Return the whole listing exactly as it stands.

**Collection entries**

[Begin]

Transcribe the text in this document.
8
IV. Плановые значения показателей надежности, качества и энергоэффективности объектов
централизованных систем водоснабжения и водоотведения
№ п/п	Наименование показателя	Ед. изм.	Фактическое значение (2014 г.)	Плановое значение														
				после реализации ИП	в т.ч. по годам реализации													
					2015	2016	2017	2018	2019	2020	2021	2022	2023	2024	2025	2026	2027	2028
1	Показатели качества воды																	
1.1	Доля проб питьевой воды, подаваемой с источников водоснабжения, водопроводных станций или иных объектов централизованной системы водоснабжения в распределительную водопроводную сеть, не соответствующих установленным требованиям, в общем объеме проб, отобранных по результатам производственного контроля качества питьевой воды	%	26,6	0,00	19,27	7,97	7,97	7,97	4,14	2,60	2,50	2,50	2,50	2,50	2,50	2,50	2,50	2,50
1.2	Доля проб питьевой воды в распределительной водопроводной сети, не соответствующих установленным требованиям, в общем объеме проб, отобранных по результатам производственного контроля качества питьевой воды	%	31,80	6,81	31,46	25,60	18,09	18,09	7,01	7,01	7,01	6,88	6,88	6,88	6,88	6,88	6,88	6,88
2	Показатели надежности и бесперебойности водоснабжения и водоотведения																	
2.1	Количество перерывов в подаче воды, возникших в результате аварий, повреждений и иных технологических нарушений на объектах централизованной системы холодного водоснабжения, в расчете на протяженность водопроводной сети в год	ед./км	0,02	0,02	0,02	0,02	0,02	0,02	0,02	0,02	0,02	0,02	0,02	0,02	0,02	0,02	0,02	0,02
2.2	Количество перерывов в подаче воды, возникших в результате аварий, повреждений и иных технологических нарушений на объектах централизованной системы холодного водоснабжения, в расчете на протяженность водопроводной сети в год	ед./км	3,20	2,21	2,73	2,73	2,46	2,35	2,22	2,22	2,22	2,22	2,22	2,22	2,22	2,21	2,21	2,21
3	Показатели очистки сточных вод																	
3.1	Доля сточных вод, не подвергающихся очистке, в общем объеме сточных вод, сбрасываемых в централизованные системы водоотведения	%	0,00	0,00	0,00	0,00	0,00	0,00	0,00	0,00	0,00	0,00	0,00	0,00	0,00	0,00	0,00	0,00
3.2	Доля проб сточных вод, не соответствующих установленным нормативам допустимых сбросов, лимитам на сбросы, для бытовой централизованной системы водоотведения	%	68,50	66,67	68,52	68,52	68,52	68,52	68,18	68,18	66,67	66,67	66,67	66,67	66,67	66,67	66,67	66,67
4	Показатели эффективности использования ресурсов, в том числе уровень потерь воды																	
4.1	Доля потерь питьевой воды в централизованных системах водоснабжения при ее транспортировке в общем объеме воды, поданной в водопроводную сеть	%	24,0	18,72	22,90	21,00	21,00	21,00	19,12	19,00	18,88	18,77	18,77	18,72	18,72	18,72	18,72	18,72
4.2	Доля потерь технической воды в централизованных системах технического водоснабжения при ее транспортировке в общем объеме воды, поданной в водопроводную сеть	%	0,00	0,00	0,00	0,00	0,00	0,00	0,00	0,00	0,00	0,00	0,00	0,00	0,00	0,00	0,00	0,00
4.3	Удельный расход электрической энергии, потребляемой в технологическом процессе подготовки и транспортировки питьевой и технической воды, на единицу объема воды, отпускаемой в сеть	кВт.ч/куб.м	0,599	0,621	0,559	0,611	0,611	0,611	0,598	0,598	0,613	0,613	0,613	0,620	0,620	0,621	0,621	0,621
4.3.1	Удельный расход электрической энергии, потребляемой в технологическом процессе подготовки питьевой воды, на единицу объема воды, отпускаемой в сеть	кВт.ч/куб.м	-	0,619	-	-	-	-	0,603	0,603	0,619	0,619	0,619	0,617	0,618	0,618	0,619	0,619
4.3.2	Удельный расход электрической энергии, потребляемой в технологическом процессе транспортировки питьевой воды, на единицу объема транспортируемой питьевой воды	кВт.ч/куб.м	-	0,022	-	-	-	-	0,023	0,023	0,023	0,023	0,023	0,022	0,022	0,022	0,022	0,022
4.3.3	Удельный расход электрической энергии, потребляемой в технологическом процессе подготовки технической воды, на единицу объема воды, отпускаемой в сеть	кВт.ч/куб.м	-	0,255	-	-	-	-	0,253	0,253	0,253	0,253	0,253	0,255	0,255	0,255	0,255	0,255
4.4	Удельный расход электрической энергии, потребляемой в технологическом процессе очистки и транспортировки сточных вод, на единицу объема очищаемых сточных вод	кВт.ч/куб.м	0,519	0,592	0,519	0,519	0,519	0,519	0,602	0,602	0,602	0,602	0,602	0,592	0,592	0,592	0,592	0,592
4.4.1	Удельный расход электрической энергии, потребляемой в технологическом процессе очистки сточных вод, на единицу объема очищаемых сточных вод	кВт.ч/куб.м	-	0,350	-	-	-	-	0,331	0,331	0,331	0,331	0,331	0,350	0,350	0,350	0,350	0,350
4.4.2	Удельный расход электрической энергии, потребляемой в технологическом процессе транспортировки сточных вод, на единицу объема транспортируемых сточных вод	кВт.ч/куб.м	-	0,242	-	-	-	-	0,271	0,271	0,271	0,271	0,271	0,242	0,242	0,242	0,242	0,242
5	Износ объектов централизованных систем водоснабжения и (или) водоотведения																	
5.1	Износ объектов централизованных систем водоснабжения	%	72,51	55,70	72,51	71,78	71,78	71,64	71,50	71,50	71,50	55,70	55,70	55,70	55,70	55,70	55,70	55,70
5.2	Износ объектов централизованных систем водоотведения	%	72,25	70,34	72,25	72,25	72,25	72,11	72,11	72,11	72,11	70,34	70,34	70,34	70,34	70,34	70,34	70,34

[End]

**RESULT OF THE EXERCISE**
Transcribe the text in this document.
8
IV. Плановые значения показателей надежности, качества и энергоэффективности объектов
централизованных систем водоснабжения и водоотведения
№ п/п	Наименование показателя	Ед. изм.	Фактическое значение (2014 г.)	Плановое значение														
				после реализации ИП	в т.ч. по годам реализации													
					2015	2016	2017	2018	2019	2020	2021	2022	2023	2024	2025	2026	2027	2028
1	Показатели качества воды																	
1.1	Доля проб питьевой воды, подаваемой с источников водоснабжения, водопроводных станций или иных объектов централизованной системы водоснабжения в распределительную водопроводную сеть, не соответствующих установленным требованиям, в общем объеме проб, отобранных по результатам производственного контроля качества питьевой воды	%	26,6	0,00	19,27	7,97	7,97	7,97	4,14	2,60	2,50	2,50	2,50	2,50	2,50	2,50	2,50	2,50
1.2	Доля проб питьевой воды в распределительной водопроводной сети, не соответствующих установленным требованиям, в общем объеме проб, отобранных по результатам производственного контроля качества питьевой воды	%	31,80	6,81	31,46	25,60	18,09	18,09	7,01	7,01	7,01	6,88	6,88	6,88	6,88	6,88	6,88	6,88
2	Показатели надежности и бесперебойности водоснабжения и водоотведения																	
2.1	Количество перерывов в подаче воды, возникших в результате аварий, повреждений и иных технологических нарушений на объектах централизованной системы холодного водоснабжения, в расчете на протяженность водопроводной сети в год	ед./км	0,02	0,02	0,02	0,02	0,02	0,02	0,02	0,02	0,02	0,02	0,02	0,02	0,02	0,02	0,02	0,02
2.2	Количество перерывов в подаче воды, возникших в результате аварий, повреждений и иных технологических нарушений на объектах централизованной системы холодного водоснабжения, в расчете на протяженность водопроводной сети в год	ед./км	3,20	2,21	2,73	2,73	2,46	2,35	2,22	2,22	2,22	2,22	2,22	2,22	2,22	2,21	2,21	2,21
3	Показатели очистки сточных вод																	
3.1	Доля сточных вод, не подвергающихся очистке, в общем объеме сточных вод, сбрасываемых в централизованные системы водоотведения	%	0,00	0,00	0,00	0,00	0,00	0,00	0,00	0,00	0,00	0,00	0,00	0,00	0,00	0,00	0,00	0,00
3.2	Доля проб сточных вод, не соответствующих установленным нормативам допустимых сбросов, лимитам на сбросы, для бытовой централизованной системы водоотведения	%	68,50	66,67	68,52	68,52	68,52	68,52	68,18	68,18	66,67	66,67	66,67	66,67	66,67	66,67	66,67	66,67
4	Показатели эффективности использования ресурсов, в том числе уровень потерь воды																	
4.1	Доля потерь питьевой воды в централизованных системах водоснабжения при ее транспортировке в общем объеме воды, поданной в водопроводную сеть	%	24,0	18,72	22,90	21,00	21,00	21,00	19,12	19,00	18,88	18,77	18,77	18,72	18,72	18,72	18,72	18,72
4.2	Доля потерь технической воды в централизованных системах технического водоснабжения при ее транспортировке в общем объеме воды, поданной в водопроводную сеть	%	0,00	0,00	0,00	0,00	0,00	0,00	0,00	0,00	0,00	0,00	0,00	0,00	0,00	0,00	0,00	0,00
4.3	Удельный расход электрической энергии, потребляемой в технологическом процессе подготовки и транспортировки питьевой и технической воды, на единицу объема воды, отпускаемой в сеть	кВт.ч/куб.м	0,599	0,621	0,559	0,611	0,611	0,611	0,598	0,598	0,613	0,613	0,613	0,620	0,620	0,621	0,621	0,621
4.3.1	Удельный расход электрической энергии, потребляемой в технологическом процессе подготовки питьевой воды, на единицу объема воды, отпускаемой в сеть	кВт.ч/куб.м	-	0,619	-	-	-	-	0,603	0,603	0,619	0,619	0,619	0,617	0,618	0,618	0,619	0,619
4.3.2	Удельный расход электрической энергии, потребляемой в технологическом процессе транспортировки питьевой воды, на единицу объема транспортируемой питьевой воды	кВт.ч/куб.м	-	0,022	-	-	-	-	0,023	0,023	0,023	0,023	0,023	0,022	0,022	0,022	0,022	0,022
4.3.3	Удельный расход электрической энергии, потребляемой в технологическом процессе подготовки технической воды, на единицу объема воды, отпускаемой в сеть	кВт.ч/куб.м	-	0,255	-	-	-	-	0,253	0,253	0,253	0,253	0,253	0,255	0,255	0,255	0,255	0,255
4.4	Удельный расход электрической энергии, потребляемой в технологическом процессе очистки и транспортировки сточных вод, на единицу объема очищаемых сточных вод	кВт.ч/куб.м	0,519	0,592	0,519	0,519	0,519	0,519	0,602	0,602	0,602	0,602	0,602	0,592	0,592	0,592	0,592	0,592
4.4.1	Удельный расход электрической энергии, потребляемой в технологическом процессе очистки сточных вод, на единицу объема очищаемых сточных вод	кВт.ч/куб.м	-	0,350	-	-	-	-	0,331	0,331	0,331	0,331	0,331	0,350	0,350	0,350	0,350	0,350
4.4.2	Удельный расход электрической энергии, потребляемой в технологическом процессе транспортировки сточных вод, на единицу объема транспортируемых сточных вод	кВт.ч/куб.м	-	0,242	-	-	-	-	0,271	0,271	0,271	0,271	0,271	0,242	0,242	0,242	0,242	0,242
5	Износ объектов централизованных систем водоснабжения и (или) водоотведения																	
5.1	Износ объектов централизованных систем водоснабжения	%	72,51	55,70	72,51	71,78	71,78	71,64	71,50	71,50	71,50	55,70	55,70	55,70	55,70	55,70	55,70	55,70
5.2	Износ объектов централизованных систем водоотведения	%	72,25	70,34	72,25	72,25	72,25	72,11	72,11	72,11	72,11	70,34	70,34	70,34	70,34	70,34	70,34	70,34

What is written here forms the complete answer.